■ **To do**: Copy out every line of the data below without changing anything.
◆ ◆ ◆ ◆ ◆ ◆ ◆
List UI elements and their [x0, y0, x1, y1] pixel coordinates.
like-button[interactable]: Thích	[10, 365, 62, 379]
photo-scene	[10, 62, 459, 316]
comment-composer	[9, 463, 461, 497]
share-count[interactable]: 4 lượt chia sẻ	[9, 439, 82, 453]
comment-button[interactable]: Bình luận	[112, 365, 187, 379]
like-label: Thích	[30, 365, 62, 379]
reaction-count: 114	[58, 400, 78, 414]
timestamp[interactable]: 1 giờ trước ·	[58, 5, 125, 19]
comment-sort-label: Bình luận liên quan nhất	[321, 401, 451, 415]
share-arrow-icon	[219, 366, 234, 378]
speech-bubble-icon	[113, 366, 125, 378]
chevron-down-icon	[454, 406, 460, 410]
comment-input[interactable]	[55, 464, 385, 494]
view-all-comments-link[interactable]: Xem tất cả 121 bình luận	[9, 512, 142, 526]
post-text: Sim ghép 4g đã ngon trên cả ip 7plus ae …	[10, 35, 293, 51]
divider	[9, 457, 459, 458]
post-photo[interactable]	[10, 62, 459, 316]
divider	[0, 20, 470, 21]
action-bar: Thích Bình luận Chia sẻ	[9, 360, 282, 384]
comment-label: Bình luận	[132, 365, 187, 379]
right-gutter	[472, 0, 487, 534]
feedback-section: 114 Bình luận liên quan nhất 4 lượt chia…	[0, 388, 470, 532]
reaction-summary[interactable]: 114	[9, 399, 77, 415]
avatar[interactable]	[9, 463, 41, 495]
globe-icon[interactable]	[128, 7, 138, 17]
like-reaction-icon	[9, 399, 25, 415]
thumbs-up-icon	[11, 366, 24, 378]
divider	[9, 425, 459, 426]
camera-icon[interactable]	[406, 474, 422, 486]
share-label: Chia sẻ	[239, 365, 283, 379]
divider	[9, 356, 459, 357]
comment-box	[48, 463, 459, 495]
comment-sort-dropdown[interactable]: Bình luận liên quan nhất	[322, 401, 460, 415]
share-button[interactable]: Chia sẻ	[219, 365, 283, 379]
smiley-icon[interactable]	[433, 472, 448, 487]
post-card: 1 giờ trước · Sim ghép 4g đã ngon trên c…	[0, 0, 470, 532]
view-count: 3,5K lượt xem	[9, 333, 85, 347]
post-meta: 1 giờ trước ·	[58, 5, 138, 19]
◆ ◆ ◆ ◆ ◆ ◆ ◆
■ **Finished exercise**:
List UI elements and their [x0, y0, x1, y1] pixel coordinates.
like-button[interactable]: Thích	[10, 365, 62, 379]
photo-scene	[10, 62, 459, 316]
comment-composer	[9, 463, 461, 497]
share-count[interactable]: 4 lượt chia sẻ	[9, 439, 82, 453]
comment-button[interactable]: Bình luận	[112, 365, 187, 379]
like-label: Thích	[30, 365, 62, 379]
reaction-count: 114	[58, 400, 78, 414]
timestamp[interactable]: 1 giờ trước ·	[58, 5, 125, 19]
comment-sort-label: Bình luận liên quan nhất	[321, 401, 451, 415]
share-arrow-icon	[219, 366, 234, 378]
speech-bubble-icon	[113, 366, 125, 378]
chevron-down-icon	[454, 406, 460, 410]
comment-input[interactable]	[55, 464, 385, 494]
view-all-comments-link[interactable]: Xem tất cả 121 bình luận	[9, 512, 142, 526]
post-text: Sim ghép 4g đã ngon trên cả ip 7plus ae …	[10, 35, 293, 51]
divider	[9, 457, 459, 458]
post-photo[interactable]	[10, 62, 459, 316]
divider	[0, 20, 470, 21]
action-bar: Thích Bình luận Chia sẻ	[9, 360, 282, 384]
comment-label: Bình luận	[132, 365, 187, 379]
right-gutter	[472, 0, 487, 534]
feedback-section: 114 Bình luận liên quan nhất 4 lượt chia…	[0, 388, 470, 532]
reaction-summary[interactable]: 114	[9, 399, 77, 415]
avatar[interactable]	[9, 463, 41, 495]
globe-icon[interactable]	[128, 7, 138, 17]
like-reaction-icon	[9, 399, 25, 415]
thumbs-up-icon	[11, 366, 24, 378]
divider	[9, 425, 459, 426]
camera-icon[interactable]	[406, 474, 422, 486]
share-label: Chia sẻ	[239, 365, 283, 379]
divider	[9, 356, 459, 357]
comment-box	[48, 463, 459, 495]
comment-sort-dropdown[interactable]: Bình luận liên quan nhất	[322, 401, 460, 415]
share-button[interactable]: Chia sẻ	[219, 365, 283, 379]
smiley-icon[interactable]	[433, 472, 448, 487]
post-card: 1 giờ trước · Sim ghép 4g đã ngon trên c…	[0, 0, 470, 532]
view-count: 3,5K lượt xem	[9, 333, 85, 347]
post-meta: 1 giờ trước ·	[58, 5, 138, 19]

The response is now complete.